Data entries
+ + + + +

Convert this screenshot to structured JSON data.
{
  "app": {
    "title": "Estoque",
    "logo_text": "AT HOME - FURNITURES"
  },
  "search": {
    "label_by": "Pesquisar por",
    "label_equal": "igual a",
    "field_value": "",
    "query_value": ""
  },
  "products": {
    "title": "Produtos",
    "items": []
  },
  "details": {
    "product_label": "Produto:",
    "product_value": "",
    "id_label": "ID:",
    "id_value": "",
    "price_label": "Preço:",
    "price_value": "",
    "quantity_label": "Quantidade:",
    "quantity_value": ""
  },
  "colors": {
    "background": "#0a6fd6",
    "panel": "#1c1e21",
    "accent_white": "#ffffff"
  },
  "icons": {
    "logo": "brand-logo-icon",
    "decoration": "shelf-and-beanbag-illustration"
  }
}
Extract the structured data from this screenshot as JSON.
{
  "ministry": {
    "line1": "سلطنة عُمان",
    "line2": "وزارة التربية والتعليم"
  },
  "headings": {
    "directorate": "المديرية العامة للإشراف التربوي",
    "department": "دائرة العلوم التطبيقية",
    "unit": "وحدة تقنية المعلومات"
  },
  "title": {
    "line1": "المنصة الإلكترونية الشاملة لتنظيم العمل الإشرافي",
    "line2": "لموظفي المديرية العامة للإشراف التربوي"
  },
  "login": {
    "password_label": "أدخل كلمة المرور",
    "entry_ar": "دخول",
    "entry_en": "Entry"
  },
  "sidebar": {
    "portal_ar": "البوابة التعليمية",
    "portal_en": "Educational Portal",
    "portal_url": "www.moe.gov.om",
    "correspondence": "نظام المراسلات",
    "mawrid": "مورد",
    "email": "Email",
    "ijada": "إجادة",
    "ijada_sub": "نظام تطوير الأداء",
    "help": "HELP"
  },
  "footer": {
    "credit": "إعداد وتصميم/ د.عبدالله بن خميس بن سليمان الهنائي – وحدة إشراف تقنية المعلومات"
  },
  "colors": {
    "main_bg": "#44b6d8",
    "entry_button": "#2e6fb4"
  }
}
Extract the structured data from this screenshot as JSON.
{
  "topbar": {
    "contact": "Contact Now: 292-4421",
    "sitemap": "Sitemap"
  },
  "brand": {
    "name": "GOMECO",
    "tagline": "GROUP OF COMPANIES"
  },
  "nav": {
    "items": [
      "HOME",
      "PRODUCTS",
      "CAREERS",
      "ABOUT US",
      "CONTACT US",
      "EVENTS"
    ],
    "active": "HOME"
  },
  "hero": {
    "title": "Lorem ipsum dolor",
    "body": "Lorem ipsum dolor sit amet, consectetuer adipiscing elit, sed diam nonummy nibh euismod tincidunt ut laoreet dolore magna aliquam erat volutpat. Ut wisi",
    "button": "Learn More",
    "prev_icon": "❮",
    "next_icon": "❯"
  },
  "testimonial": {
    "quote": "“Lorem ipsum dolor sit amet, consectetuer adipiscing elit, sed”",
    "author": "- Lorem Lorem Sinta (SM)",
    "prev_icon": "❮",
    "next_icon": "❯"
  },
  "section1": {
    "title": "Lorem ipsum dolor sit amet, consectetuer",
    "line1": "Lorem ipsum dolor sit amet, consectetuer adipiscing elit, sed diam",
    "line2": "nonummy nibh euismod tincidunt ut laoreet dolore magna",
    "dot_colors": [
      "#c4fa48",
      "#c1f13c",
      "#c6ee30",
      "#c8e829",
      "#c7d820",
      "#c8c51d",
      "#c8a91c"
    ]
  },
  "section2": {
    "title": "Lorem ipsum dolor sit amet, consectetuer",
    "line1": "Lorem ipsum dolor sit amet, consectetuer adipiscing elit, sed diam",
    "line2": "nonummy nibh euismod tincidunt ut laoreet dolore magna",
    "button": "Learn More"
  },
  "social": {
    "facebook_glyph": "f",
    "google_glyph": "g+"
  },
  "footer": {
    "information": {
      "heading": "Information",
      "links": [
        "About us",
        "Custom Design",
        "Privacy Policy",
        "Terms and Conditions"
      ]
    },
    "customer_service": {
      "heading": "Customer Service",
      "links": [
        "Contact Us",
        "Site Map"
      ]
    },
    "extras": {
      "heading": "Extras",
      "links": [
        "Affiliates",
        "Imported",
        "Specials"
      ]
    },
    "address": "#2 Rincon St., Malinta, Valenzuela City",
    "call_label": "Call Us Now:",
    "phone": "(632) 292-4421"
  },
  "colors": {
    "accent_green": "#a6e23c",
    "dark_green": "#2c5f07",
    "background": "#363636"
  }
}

+ + + + +

Task description: Copy all the lines, exactly.

Solution:
Convert this screenshot to structured JSON data.
{
  "app": {
    "title": "Estoque",
    "logo_text": "AT HOME - FURNITURES"
  },
  "search": {
    "label_by": "Pesquisar por",
    "label_equal": "igual a",
    "field_value": "",
    "query_value": ""
  },
  "products": {
    "title": "Produtos",
    "items": []
  },
  "details": {
    "product_label": "Produto:",
    "product_value": "",
    "id_label": "ID:",
    "id_value": "",
    "price_label": "Preço:",
    "price_value": "",
    "quantity_label": "Quantidade:",
    "quantity_value": ""
  },
  "colors": {
    "background": "#0a6fd6",
    "panel": "#1c1e21",
    "accent_white": "#ffffff"
  },
  "icons": {
    "logo": "brand-logo-icon",
    "decoration": "shelf-and-beanbag-illustration"
  }
}
Extract the structured data from this screenshot as JSON.
{
  "ministry": {
    "line1": "سلطنة عُمان",
    "line2": "وزارة التربية والتعليم"
  },
  "headings": {
    "directorate": "المديرية العامة للإشراف التربوي",
    "department": "دائرة العلوم التطبيقية",
    "unit": "وحدة تقنية المعلومات"
  },
  "title": {
    "line1": "المنصة الإلكترونية الشاملة لتنظيم العمل الإشرافي",
    "line2": "لموظفي المديرية العامة للإشراف التربوي"
  },
  "login": {
    "password_label": "أدخل كلمة المرور",
    "entry_ar": "دخول",
    "entry_en": "Entry"
  },
  "sidebar": {
    "portal_ar": "البوابة التعليمية",
    "portal_en": "Educational Portal",
    "portal_url": "www.moe.gov.om",
    "correspondence": "نظام المراسلات",
    "mawrid": "مورد",
    "email": "Email",
    "ijada": "إجادة",
    "ijada_sub": "نظام تطوير الأداء",
    "help": "HELP"
  },
  "footer": {
    "credit": "إعداد وتصميم/ د.عبدالله بن خميس بن سليمان الهنائي – وحدة إشراف تقنية المعلومات"
  },
  "colors": {
    "main_bg": "#44b6d8",
    "entry_button": "#2e6fb4"
  }
}
Extract the structured data from this screenshot as JSON.
{
  "topbar": {
    "contact": "Contact Now: 292-4421",
    "sitemap": "Sitemap"
  },
  "brand": {
    "name": "GOMECO",
    "tagline": "GROUP OF COMPANIES"
  },
  "nav": {
    "items": [
      "HOME",
      "PRODUCTS",
      "CAREERS",
      "ABOUT US",
      "CONTACT US",
      "EVENTS"
    ],
    "active": "HOME"
  },
  "hero": {
    "title": "Lorem ipsum dolor",
    "body": "Lorem ipsum dolor sit amet, consectetuer adipiscing elit, sed diam nonummy nibh euismod tincidunt ut laoreet dolore magna aliquam erat volutpat. Ut wisi",
    "button": "Learn More",
    "prev_icon": "❮",
    "next_icon": "❯"
  },
  "testimonial": {
    "quote": "“Lorem ipsum dolor sit amet, consectetuer adipiscing elit, sed”",
    "author": "- Lorem Lorem Sinta (SM)",
    "prev_icon": "❮",
    "next_icon": "❯"
  },
  "section1": {
    "title": "Lorem ipsum dolor sit amet, consectetuer",
    "line1": "Lorem ipsum dolor sit amet, consectetuer adipiscing elit, sed diam",
    "line2": "nonummy nibh euismod tincidunt ut laoreet dolore magna",
    "dot_colors": [
      "#c4fa48",
      "#c1f13c",
      "#c6ee30",
      "#c8e829",
      "#c7d820",
      "#c8c51d",
      "#c8a91c"
    ]
  },
  "section2": {
    "title": "Lorem ipsum dolor sit amet, consectetuer",
    "line1": "Lorem ipsum dolor sit amet, consectetuer adipiscing elit, sed diam",
    "line2": "nonummy nibh euismod tincidunt ut laoreet dolore magna",
    "button": "Learn More"
  },
  "social": {
    "facebook_glyph": "f",
    "google_glyph": "g+"
  },
  "footer": {
    "information": {
      "heading": "Information",
      "links": [
        "About us",
        "Custom Design",
        "Privacy Policy",
        "Terms and Conditions"
      ]
    },
    "customer_service": {
      "heading": "Customer Service",
      "links": [
        "Contact Us",
        "Site Map"
      ]
    },
    "extras": {
      "heading": "Extras",
      "links": [
        "Affiliates",
        "Imported",
        "Specials"
      ]
    },
    "address": "#2 Rincon St., Malinta, Valenzuela City",
    "call_label": "Call Us Now:",
    "phone": "(632) 292-4421"
  },
  "colors": {
    "accent_green": "#a6e23c",
    "dark_green": "#2c5f07",
    "background": "#363636"
  }
}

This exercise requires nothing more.